The records should be written out in full, with nothing altered.

## START DATA FOR PROCESSING

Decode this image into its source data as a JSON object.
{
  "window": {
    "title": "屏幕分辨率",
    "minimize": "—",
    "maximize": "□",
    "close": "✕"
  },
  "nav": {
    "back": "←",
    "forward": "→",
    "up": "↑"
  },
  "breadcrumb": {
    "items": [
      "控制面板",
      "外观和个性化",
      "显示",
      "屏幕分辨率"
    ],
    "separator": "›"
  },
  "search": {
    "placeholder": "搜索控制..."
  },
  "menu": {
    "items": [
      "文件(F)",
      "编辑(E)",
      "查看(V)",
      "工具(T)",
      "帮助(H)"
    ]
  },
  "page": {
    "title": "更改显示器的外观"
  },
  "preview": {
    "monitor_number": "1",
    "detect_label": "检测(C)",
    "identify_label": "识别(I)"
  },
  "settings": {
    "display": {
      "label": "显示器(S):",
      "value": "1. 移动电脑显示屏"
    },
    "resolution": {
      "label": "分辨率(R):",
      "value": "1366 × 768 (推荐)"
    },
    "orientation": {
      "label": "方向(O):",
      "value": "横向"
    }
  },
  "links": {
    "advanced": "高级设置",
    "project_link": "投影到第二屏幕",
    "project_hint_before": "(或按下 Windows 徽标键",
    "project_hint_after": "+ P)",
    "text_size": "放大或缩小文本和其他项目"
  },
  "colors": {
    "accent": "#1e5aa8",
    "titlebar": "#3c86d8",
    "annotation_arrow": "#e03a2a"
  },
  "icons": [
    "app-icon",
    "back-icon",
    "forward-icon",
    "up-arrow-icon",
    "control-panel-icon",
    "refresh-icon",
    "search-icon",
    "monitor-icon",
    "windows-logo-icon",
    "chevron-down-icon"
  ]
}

## END DATA FOR PROCESSING

[RESPONSE TO THE TASK]:
Decode this image into its source data as a JSON object.
{
  "window": {
    "title": "屏幕分辨率",
    "minimize": "—",
    "maximize": "□",
    "close": "✕"
  },
  "nav": {
    "back": "←",
    "forward": "→",
    "up": "↑"
  },
  "breadcrumb": {
    "items": [
      "控制面板",
      "外观和个性化",
      "显示",
      "屏幕分辨率"
    ],
    "separator": "›"
  },
  "search": {
    "placeholder": "搜索控制..."
  },
  "menu": {
    "items": [
      "文件(F)",
      "编辑(E)",
      "查看(V)",
      "工具(T)",
      "帮助(H)"
    ]
  },
  "page": {
    "title": "更改显示器的外观"
  },
  "preview": {
    "monitor_number": "1",
    "detect_label": "检测(C)",
    "identify_label": "识别(I)"
  },
  "settings": {
    "display": {
      "label": "显示器(S):",
      "value": "1. 移动电脑显示屏"
    },
    "resolution": {
      "label": "分辨率(R):",
      "value": "1366 × 768 (推荐)"
    },
    "orientation": {
      "label": "方向(O):",
      "value": "横向"
    }
  },
  "links": {
    "advanced": "高级设置",
    "project_link": "投影到第二屏幕",
    "project_hint_before": "(或按下 Windows 徽标键",
    "project_hint_after": "+ P)",
    "text_size": "放大或缩小文本和其他项目"
  },
  "colors": {
    "accent": "#1e5aa8",
    "titlebar": "#3c86d8",
    "annotation_arrow": "#e03a2a"
  },
  "icons": [
    "app-icon",
    "back-icon",
    "forward-icon",
    "up-arrow-icon",
    "control-panel-icon",
    "refresh-icon",
    "search-icon",
    "monitor-icon",
    "windows-logo-icon",
    "chevron-down-icon"
  ]
}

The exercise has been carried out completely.